Data extracted from a collection
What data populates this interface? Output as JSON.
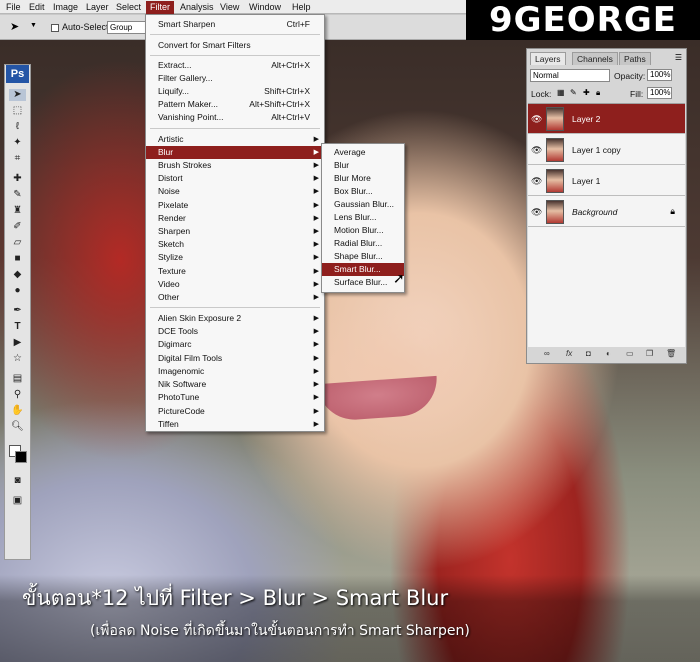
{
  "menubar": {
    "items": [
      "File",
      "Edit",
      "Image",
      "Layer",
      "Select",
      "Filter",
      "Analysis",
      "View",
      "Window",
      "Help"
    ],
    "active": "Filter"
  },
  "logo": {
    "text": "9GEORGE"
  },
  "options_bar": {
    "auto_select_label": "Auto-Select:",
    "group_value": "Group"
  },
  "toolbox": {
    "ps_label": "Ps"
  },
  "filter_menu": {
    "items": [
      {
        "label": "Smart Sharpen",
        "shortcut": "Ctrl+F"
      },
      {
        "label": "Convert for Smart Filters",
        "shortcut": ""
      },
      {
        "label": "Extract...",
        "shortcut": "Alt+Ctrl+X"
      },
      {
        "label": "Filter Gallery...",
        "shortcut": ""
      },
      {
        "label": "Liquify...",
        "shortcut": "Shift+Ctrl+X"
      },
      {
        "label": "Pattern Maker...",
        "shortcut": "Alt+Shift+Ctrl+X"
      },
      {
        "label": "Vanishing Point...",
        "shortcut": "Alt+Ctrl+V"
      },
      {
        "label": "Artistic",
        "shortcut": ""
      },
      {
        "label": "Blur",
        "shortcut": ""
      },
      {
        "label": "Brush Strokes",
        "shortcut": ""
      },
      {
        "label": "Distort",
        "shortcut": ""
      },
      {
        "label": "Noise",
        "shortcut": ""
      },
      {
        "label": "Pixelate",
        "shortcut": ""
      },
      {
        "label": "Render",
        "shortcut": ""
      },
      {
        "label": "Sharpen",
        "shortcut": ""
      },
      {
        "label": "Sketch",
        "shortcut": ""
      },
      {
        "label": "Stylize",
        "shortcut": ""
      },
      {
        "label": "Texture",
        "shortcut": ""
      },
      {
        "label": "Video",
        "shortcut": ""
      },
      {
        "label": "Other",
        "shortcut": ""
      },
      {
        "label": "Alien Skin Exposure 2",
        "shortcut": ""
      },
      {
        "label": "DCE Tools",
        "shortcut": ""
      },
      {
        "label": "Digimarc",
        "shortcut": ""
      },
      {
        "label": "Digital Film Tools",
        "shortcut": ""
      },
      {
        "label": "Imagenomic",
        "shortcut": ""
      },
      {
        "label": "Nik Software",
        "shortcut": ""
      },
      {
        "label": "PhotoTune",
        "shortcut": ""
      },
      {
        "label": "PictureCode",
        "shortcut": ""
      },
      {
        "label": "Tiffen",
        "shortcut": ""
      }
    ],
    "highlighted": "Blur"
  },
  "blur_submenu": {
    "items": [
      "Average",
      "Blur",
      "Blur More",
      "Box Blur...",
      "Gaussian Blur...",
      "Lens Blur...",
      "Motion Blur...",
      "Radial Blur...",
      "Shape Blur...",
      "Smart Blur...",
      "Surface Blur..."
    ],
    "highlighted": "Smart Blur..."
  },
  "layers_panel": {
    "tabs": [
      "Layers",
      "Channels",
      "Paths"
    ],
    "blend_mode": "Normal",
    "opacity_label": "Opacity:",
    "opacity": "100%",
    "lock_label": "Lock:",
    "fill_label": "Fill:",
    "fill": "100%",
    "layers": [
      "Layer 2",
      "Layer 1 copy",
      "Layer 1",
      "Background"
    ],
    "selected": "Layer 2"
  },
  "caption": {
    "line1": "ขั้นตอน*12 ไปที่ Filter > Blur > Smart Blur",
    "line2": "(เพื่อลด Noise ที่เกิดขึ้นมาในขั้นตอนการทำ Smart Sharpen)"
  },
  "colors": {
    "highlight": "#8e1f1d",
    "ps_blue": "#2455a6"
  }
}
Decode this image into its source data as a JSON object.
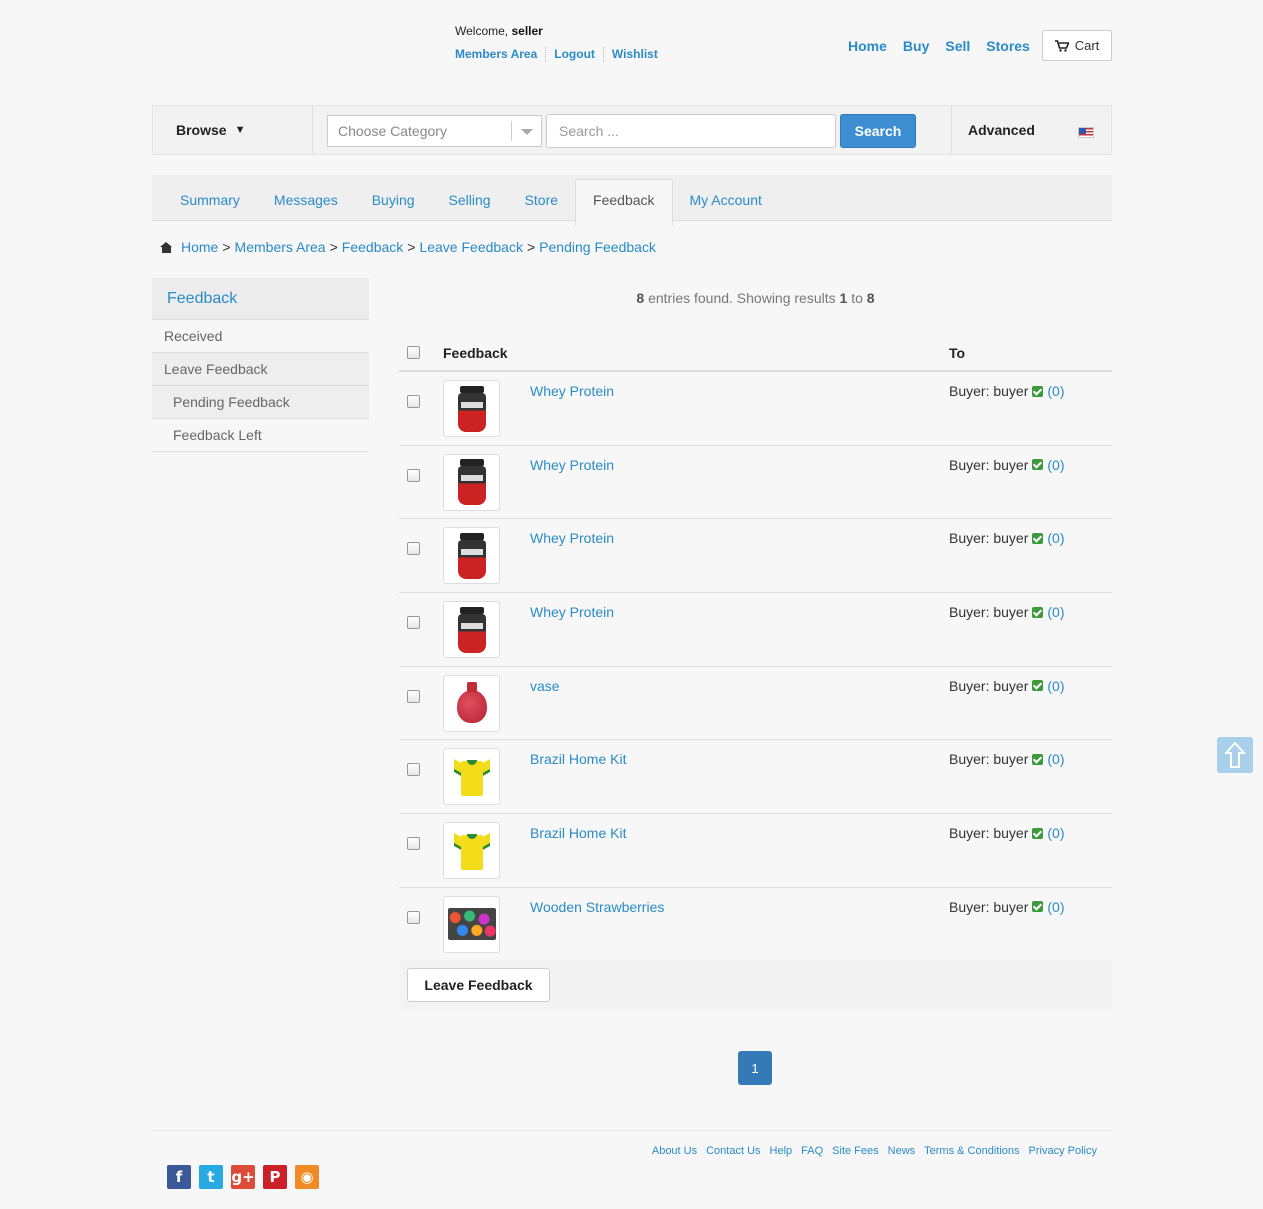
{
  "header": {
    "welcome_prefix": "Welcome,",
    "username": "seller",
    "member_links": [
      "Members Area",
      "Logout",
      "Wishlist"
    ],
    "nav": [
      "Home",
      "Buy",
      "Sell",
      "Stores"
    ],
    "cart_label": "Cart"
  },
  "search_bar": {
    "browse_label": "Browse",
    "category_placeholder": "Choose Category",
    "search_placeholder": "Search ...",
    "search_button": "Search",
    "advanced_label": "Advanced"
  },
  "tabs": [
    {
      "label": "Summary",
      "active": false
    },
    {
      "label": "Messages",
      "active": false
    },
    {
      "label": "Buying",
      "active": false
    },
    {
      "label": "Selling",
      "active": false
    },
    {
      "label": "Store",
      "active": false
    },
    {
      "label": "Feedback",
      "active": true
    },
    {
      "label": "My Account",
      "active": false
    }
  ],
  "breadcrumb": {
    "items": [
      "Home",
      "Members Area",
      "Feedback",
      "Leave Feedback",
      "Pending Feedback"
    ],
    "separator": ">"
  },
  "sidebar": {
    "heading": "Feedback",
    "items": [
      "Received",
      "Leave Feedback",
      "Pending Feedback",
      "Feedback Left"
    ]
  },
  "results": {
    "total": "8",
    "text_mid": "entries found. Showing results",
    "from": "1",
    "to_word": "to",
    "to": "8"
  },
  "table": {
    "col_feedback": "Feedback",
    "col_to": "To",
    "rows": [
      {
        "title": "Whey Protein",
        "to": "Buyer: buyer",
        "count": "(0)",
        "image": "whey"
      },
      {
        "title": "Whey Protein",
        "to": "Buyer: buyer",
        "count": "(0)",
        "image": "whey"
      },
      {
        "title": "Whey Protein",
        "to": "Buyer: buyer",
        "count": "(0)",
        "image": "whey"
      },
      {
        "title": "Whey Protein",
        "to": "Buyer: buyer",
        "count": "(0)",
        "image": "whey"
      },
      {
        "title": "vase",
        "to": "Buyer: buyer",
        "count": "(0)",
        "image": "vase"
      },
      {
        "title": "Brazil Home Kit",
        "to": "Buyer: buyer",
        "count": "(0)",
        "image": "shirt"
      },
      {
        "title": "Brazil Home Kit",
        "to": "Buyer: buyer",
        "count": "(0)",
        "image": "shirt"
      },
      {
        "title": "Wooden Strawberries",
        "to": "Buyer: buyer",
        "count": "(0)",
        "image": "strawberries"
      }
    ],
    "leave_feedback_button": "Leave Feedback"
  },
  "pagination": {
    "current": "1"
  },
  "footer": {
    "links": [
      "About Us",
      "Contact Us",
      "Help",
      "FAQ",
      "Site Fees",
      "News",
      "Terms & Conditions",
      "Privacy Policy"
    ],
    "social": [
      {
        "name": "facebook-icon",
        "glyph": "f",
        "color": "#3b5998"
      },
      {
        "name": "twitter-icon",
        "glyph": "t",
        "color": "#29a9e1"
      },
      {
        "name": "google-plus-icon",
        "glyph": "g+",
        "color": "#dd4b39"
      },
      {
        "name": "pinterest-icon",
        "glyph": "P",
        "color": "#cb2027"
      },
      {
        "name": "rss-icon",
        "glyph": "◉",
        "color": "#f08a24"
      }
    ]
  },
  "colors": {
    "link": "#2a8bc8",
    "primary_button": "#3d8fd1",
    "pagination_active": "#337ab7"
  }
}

...

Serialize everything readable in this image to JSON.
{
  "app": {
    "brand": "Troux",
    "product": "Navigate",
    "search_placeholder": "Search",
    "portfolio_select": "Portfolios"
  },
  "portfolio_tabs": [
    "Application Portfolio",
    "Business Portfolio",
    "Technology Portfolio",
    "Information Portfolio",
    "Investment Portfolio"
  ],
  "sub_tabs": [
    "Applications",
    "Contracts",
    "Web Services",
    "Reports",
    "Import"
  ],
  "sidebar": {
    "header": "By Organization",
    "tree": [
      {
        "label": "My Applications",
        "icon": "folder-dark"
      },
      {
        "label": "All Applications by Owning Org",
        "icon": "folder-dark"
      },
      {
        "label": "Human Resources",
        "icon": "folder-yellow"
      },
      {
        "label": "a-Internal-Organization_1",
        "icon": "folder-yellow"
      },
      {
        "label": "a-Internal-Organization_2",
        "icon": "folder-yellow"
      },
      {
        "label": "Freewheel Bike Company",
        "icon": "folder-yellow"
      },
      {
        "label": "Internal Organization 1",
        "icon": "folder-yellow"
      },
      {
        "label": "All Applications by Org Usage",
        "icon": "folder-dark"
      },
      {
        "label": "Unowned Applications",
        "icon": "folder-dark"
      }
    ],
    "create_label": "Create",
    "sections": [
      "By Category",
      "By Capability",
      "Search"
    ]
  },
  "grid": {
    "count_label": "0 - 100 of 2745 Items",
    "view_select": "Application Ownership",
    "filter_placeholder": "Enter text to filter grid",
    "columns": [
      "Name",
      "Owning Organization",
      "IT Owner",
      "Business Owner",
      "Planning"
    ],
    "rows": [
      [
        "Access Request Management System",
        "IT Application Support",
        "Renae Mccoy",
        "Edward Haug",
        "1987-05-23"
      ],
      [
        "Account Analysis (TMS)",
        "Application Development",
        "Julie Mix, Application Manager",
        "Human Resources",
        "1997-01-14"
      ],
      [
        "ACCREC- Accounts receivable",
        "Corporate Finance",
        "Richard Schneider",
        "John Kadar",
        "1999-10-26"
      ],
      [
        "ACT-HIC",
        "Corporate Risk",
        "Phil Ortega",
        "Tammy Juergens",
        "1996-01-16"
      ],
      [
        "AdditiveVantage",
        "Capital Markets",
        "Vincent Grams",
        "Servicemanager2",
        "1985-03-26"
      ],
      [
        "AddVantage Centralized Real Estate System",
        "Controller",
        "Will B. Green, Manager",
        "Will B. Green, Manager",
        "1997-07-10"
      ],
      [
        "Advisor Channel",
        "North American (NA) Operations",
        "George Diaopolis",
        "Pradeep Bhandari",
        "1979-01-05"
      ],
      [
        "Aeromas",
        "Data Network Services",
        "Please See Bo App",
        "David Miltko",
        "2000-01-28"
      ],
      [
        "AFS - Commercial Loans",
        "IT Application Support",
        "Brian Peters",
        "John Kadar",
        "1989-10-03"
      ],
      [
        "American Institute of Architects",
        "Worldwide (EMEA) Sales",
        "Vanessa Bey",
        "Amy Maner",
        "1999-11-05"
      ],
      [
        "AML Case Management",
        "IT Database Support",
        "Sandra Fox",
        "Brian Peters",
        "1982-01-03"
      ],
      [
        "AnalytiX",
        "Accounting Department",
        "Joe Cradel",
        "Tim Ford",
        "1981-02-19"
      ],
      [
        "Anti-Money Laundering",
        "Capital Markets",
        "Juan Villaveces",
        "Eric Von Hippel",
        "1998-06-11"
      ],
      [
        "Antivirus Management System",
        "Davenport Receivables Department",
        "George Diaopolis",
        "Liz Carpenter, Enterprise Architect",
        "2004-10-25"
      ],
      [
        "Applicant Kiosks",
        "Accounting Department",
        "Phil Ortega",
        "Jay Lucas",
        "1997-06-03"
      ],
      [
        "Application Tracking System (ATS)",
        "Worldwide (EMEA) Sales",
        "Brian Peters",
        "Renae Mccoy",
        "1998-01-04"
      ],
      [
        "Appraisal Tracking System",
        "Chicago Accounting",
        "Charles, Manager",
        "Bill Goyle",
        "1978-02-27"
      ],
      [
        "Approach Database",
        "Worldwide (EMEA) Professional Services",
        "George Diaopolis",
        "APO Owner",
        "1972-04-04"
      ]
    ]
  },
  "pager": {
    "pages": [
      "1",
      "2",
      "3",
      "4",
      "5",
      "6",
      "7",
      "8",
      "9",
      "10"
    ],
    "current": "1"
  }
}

REQUIRED ACTION | Identify all lines in the records above with the word "Management".

RESULT |
        "Access Request Management System",
        "AML Case Management",
        "Antivirus Management System",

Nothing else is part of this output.